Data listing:
.....

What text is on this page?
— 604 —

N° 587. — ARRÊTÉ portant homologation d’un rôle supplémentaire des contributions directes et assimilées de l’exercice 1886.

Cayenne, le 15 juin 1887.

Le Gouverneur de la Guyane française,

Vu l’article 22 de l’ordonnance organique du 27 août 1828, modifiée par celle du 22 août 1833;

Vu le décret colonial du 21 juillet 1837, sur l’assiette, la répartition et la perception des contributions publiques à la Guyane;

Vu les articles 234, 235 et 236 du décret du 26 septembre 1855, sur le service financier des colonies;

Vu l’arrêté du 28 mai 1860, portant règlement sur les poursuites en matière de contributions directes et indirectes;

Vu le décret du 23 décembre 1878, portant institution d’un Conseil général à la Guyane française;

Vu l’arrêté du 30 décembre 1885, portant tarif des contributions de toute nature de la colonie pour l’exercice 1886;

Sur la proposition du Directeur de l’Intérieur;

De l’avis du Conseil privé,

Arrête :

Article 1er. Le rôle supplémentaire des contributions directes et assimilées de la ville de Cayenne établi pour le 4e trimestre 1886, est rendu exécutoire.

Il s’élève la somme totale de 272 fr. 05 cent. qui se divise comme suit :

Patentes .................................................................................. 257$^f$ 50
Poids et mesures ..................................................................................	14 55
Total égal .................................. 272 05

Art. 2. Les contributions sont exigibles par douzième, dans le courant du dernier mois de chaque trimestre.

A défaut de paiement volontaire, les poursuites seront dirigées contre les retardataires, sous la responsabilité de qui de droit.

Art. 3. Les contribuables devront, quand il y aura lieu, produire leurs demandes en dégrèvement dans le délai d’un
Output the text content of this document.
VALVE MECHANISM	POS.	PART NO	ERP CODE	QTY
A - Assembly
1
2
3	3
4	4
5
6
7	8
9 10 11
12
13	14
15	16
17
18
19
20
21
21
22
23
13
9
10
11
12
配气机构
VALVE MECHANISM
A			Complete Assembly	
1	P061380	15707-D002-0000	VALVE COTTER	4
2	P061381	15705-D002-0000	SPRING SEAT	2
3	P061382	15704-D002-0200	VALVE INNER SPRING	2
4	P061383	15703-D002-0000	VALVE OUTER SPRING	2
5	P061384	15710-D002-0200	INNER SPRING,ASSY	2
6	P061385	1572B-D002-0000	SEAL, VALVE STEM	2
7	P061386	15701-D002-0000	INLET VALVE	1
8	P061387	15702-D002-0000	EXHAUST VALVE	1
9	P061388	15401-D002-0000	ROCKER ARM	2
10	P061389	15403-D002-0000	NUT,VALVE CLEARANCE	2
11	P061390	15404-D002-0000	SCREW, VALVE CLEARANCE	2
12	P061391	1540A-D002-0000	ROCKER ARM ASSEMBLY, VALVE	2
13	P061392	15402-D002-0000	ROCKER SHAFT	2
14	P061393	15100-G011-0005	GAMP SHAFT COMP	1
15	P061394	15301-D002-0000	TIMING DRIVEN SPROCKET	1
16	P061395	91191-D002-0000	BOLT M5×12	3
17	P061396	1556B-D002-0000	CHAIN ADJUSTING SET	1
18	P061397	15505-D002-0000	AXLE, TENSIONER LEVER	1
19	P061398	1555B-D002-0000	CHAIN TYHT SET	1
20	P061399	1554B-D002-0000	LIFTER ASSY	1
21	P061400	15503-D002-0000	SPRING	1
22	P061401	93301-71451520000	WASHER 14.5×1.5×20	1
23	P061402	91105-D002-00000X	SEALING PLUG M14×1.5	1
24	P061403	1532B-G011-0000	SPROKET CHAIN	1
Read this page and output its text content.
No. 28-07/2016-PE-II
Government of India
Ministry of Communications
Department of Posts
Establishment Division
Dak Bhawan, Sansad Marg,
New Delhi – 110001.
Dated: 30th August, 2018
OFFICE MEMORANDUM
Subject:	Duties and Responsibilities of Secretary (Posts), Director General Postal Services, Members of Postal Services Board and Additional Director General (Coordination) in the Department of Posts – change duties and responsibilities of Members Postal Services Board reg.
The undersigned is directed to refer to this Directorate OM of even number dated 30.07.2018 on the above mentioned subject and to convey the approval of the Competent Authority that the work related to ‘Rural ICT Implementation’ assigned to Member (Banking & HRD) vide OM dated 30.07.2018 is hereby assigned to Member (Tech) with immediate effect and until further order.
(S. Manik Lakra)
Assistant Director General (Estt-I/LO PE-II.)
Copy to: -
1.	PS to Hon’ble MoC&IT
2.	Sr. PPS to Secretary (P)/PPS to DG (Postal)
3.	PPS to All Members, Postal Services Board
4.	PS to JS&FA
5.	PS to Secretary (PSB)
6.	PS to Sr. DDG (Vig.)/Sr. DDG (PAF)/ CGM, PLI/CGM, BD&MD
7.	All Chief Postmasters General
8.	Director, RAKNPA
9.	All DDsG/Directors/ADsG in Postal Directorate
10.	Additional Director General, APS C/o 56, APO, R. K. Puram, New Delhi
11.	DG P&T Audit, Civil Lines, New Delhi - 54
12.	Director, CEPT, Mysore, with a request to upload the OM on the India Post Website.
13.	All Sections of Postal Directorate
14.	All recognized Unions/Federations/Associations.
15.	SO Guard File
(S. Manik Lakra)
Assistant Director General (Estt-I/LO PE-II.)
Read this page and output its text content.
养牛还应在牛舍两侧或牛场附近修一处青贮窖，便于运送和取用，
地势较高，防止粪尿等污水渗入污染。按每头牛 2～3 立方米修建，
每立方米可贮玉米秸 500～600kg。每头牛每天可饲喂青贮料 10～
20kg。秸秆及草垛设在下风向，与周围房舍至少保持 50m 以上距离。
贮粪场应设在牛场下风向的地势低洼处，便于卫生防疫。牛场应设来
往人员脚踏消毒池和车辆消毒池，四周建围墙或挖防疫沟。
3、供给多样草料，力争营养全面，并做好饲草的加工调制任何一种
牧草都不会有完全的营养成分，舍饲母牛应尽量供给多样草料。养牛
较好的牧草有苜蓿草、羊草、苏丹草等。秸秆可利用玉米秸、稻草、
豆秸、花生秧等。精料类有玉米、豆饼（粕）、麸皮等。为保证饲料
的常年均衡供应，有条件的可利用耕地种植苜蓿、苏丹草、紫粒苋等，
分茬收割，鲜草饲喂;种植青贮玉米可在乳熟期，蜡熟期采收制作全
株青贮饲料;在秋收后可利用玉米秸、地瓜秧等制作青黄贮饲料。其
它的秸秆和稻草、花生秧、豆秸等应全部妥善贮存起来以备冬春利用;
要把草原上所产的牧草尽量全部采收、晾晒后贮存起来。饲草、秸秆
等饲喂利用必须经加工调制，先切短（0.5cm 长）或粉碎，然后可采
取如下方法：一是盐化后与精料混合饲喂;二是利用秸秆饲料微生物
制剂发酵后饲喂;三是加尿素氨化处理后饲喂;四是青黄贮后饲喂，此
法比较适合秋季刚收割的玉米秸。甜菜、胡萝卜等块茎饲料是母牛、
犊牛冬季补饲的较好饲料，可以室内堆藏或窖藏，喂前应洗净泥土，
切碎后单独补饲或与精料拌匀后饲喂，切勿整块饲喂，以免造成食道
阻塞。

.....

**The request**
From the data above, extract every line in its exact form.

**Full answer**
What text is on this page?
— 604 —

N° 587. — ARRÊTÉ portant homologation d’un rôle supplémentaire des contributions directes et assimilées de l’exercice 1886.

Cayenne, le 15 juin 1887.

Le Gouverneur de la Guyane française,

Vu l’article 22 de l’ordonnance organique du 27 août 1828, modifiée par celle du 22 août 1833;

Vu le décret colonial du 21 juillet 1837, sur l’assiette, la répartition et la perception des contributions publiques à la Guyane;

Vu les articles 234, 235 et 236 du décret du 26 septembre 1855, sur le service financier des colonies;

Vu l’arrêté du 28 mai 1860, portant règlement sur les poursuites en matière de contributions directes et indirectes;

Vu le décret du 23 décembre 1878, portant institution d’un Conseil général à la Guyane française;

Vu l’arrêté du 30 décembre 1885, portant tarif des contributions de toute nature de la colonie pour l’exercice 1886;

Sur la proposition du Directeur de l’Intérieur;

De l’avis du Conseil privé,

Arrête :

Article 1er. Le rôle supplémentaire des contributions directes et assimilées de la ville de Cayenne établi pour le 4e trimestre 1886, est rendu exécutoire.

Il s’élève la somme totale de 272 fr. 05 cent. qui se divise comme suit :

Patentes .................................................................................. 257$^f$ 50
Poids et mesures ..................................................................................	14 55
Total égal .................................. 272 05

Art. 2. Les contributions sont exigibles par douzième, dans le courant du dernier mois de chaque trimestre.

A défaut de paiement volontaire, les poursuites seront dirigées contre les retardataires, sous la responsabilité de qui de droit.

Art. 3. Les contribuables devront, quand il y aura lieu, produire leurs demandes en dégrèvement dans le délai d’un
Output the text content of this document.
VALVE MECHANISM	POS.	PART NO	ERP CODE	QTY
A - Assembly
1
2
3	3
4	4
5
6
7	8
9 10 11
12
13	14
15	16
17
18
19
20
21
21
22
23
13
9
10
11
12
配气机构
VALVE MECHANISM
A			Complete Assembly	
1	P061380	15707-D002-0000	VALVE COTTER	4
2	P061381	15705-D002-0000	SPRING SEAT	2
3	P061382	15704-D002-0200	VALVE INNER SPRING	2
4	P061383	15703-D002-0000	VALVE OUTER SPRING	2
5	P061384	15710-D002-0200	INNER SPRING,ASSY	2
6	P061385	1572B-D002-0000	SEAL, VALVE STEM	2
7	P061386	15701-D002-0000	INLET VALVE	1
8	P061387	15702-D002-0000	EXHAUST VALVE	1
9	P061388	15401-D002-0000	ROCKER ARM	2
10	P061389	15403-D002-0000	NUT,VALVE CLEARANCE	2
11	P061390	15404-D002-0000	SCREW, VALVE CLEARANCE	2
12	P061391	1540A-D002-0000	ROCKER ARM ASSEMBLY, VALVE	2
13	P061392	15402-D002-0000	ROCKER SHAFT	2
14	P061393	15100-G011-0005	GAMP SHAFT COMP	1
15	P061394	15301-D002-0000	TIMING DRIVEN SPROCKET	1
16	P061395	91191-D002-0000	BOLT M5×12	3
17	P061396	1556B-D002-0000	CHAIN ADJUSTING SET	1
18	P061397	15505-D002-0000	AXLE, TENSIONER LEVER	1
19	P061398	1555B-D002-0000	CHAIN TYHT SET	1
20	P061399	1554B-D002-0000	LIFTER ASSY	1
21	P061400	15503-D002-0000	SPRING	1
22	P061401	93301-71451520000	WASHER 14.5×1.5×20	1
23	P061402	91105-D002-00000X	SEALING PLUG M14×1.5	1
24	P061403	1532B-G011-0000	SPROKET CHAIN	1
Read this page and output its text content.
No. 28-07/2016-PE-II
Government of India
Ministry of Communications
Department of Posts
Establishment Division
Dak Bhawan, Sansad Marg,
New Delhi – 110001.
Dated: 30th August, 2018
OFFICE MEMORANDUM
Subject:	Duties and Responsibilities of Secretary (Posts), Director General Postal Services, Members of Postal Services Board and Additional Director General (Coordination) in the Department of Posts – change duties and responsibilities of Members Postal Services Board reg.
The undersigned is directed to refer to this Directorate OM of even number dated 30.07.2018 on the above mentioned subject and to convey the approval of the Competent Authority that the work related to ‘Rural ICT Implementation’ assigned to Member (Banking & HRD) vide OM dated 30.07.2018 is hereby assigned to Member (Tech) with immediate effect and until further order.
(S. Manik Lakra)
Assistant Director General (Estt-I/LO PE-II.)
Copy to: -
1.	PS to Hon’ble MoC&IT
2.	Sr. PPS to Secretary (P)/PPS to DG (Postal)
3.	PPS to All Members, Postal Services Board
4.	PS to JS&FA
5.	PS to Secretary (PSB)
6.	PS to Sr. DDG (Vig.)/Sr. DDG (PAF)/ CGM, PLI/CGM, BD&MD
7.	All Chief Postmasters General
8.	Director, RAKNPA
9.	All DDsG/Directors/ADsG in Postal Directorate
10.	Additional Director General, APS C/o 56, APO, R. K. Puram, New Delhi
11.	DG P&T Audit, Civil Lines, New Delhi - 54
12.	Director, CEPT, Mysore, with a request to upload the OM on the India Post Website.
13.	All Sections of Postal Directorate
14.	All recognized Unions/Federations/Associations.
15.	SO Guard File
(S. Manik Lakra)
Assistant Director General (Estt-I/LO PE-II.)
Read this page and output its text content.
养牛还应在牛舍两侧或牛场附近修一处青贮窖，便于运送和取用，
地势较高，防止粪尿等污水渗入污染。按每头牛 2～3 立方米修建，
每立方米可贮玉米秸 500～600kg。每头牛每天可饲喂青贮料 10～
20kg。秸秆及草垛设在下风向，与周围房舍至少保持 50m 以上距离。
贮粪场应设在牛场下风向的地势低洼处，便于卫生防疫。牛场应设来
往人员脚踏消毒池和车辆消毒池，四周建围墙或挖防疫沟。
3、供给多样草料，力争营养全面，并做好饲草的加工调制任何一种
牧草都不会有完全的营养成分，舍饲母牛应尽量供给多样草料。养牛
较好的牧草有苜蓿草、羊草、苏丹草等。秸秆可利用玉米秸、稻草、
豆秸、花生秧等。精料类有玉米、豆饼（粕）、麸皮等。为保证饲料
的常年均衡供应，有条件的可利用耕地种植苜蓿、苏丹草、紫粒苋等，
分茬收割，鲜草饲喂;种植青贮玉米可在乳熟期，蜡熟期采收制作全
株青贮饲料;在秋收后可利用玉米秸、地瓜秧等制作青黄贮饲料。其
它的秸秆和稻草、花生秧、豆秸等应全部妥善贮存起来以备冬春利用;
要把草原上所产的牧草尽量全部采收、晾晒后贮存起来。饲草、秸秆
等饲喂利用必须经加工调制，先切短（0.5cm 长）或粉碎，然后可采
取如下方法：一是盐化后与精料混合饲喂;二是利用秸秆饲料微生物
制剂发酵后饲喂;三是加尿素氨化处理后饲喂;四是青黄贮后饲喂，此
法比较适合秋季刚收割的玉米秸。甜菜、胡萝卜等块茎饲料是母牛、
犊牛冬季补饲的较好饲料，可以室内堆藏或窖藏，喂前应洗净泥土，
切碎后单独补饲或与精料拌匀后饲喂，切勿整块饲喂，以免造成食道
阻塞。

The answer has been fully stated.